• WHAT IS EXPECTED:
Set out each line of the data as a numbered list, leaving out any blank lines.
** Start EXTRACTED RECORDS **
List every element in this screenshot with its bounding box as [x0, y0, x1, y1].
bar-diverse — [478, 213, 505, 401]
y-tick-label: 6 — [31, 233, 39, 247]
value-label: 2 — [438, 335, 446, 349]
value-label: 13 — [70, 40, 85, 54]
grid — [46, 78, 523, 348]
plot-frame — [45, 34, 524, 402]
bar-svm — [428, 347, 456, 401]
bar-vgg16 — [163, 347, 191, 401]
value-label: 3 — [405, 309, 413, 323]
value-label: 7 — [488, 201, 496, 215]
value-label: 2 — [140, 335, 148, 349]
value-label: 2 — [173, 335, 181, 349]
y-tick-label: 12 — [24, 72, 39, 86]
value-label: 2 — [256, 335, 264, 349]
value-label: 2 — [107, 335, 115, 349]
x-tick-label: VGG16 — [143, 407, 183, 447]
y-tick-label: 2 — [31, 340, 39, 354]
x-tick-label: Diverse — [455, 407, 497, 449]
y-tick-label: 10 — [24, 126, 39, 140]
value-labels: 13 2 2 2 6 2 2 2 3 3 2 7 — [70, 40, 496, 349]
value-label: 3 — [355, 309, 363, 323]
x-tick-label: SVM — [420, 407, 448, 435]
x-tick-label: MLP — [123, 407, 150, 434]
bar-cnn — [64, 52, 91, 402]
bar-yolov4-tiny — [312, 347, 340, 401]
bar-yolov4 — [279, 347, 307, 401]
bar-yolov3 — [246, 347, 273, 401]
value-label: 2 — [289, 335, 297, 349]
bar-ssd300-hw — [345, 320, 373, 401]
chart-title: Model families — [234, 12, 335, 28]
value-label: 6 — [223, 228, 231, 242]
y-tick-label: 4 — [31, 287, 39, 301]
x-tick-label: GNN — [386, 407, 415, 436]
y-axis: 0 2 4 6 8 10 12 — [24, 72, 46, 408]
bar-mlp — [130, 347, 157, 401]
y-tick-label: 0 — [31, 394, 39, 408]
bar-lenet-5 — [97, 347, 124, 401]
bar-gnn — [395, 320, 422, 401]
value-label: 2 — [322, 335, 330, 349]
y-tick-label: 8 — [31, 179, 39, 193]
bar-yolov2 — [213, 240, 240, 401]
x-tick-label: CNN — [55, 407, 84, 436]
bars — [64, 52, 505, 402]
** End EXTRACTED RECORDS **
• SOLUTION BELOW:
1. List every element in this screenshot with its bounding box as [x0, y0, x1, y1].
2. bar-diverse — [478, 213, 505, 401]
3. y-tick-label: 6 — [31, 233, 39, 247]
4. value-label: 2 — [438, 335, 446, 349]
5. value-label: 13 — [70, 40, 85, 54]
6. grid — [46, 78, 523, 348]
7. plot-frame — [45, 34, 524, 402]
8. bar-svm — [428, 347, 456, 401]
9. bar-vgg16 — [163, 347, 191, 401]
10. value-label: 3 — [405, 309, 413, 323]
11. value-label: 7 — [488, 201, 496, 215]
12. value-label: 2 — [140, 335, 148, 349]
13. value-label: 2 — [173, 335, 181, 349]
14. y-tick-label: 12 — [24, 72, 39, 86]
15. value-label: 2 — [256, 335, 264, 349]
16. value-label: 2 — [107, 335, 115, 349]
17. x-tick-label: VGG16 — [143, 407, 183, 447]
18. y-tick-label: 2 — [31, 340, 39, 354]
19. x-tick-label: Diverse — [455, 407, 497, 449]
20. y-tick-label: 10 — [24, 126, 39, 140]
21. value-labels: 13 2 2 2 6 2 2 2 3 3 2 7 — [70, 40, 496, 349]
22. value-label: 3 — [355, 309, 363, 323]
23. x-tick-label: SVM — [420, 407, 448, 435]
24. x-tick-label: MLP — [123, 407, 150, 434]
25. bar-cnn — [64, 52, 91, 402]
26. bar-yolov4-tiny — [312, 347, 340, 401]
27. bar-yolov4 — [279, 347, 307, 401]
28. bar-yolov3 — [246, 347, 273, 401]
29. value-label: 2 — [289, 335, 297, 349]
30. bar-ssd300-hw — [345, 320, 373, 401]
31. chart-title: Model families — [234, 12, 335, 28]
32. value-label: 6 — [223, 228, 231, 242]
33. y-tick-label: 4 — [31, 287, 39, 301]
34. x-tick-label: GNN — [386, 407, 415, 436]
35. y-axis: 0 2 4 6 8 10 12 — [24, 72, 46, 408]
36. bar-mlp — [130, 347, 157, 401]
37. y-tick-label: 0 — [31, 394, 39, 408]
38. bar-lenet-5 — [97, 347, 124, 401]
39. bar-gnn — [395, 320, 422, 401]
40. value-label: 2 — [322, 335, 330, 349]
41. y-tick-label: 8 — [31, 179, 39, 193]
42. bar-yolov2 — [213, 240, 240, 401]
43. x-tick-label: CNN — [55, 407, 84, 436]
44. bars — [64, 52, 505, 402]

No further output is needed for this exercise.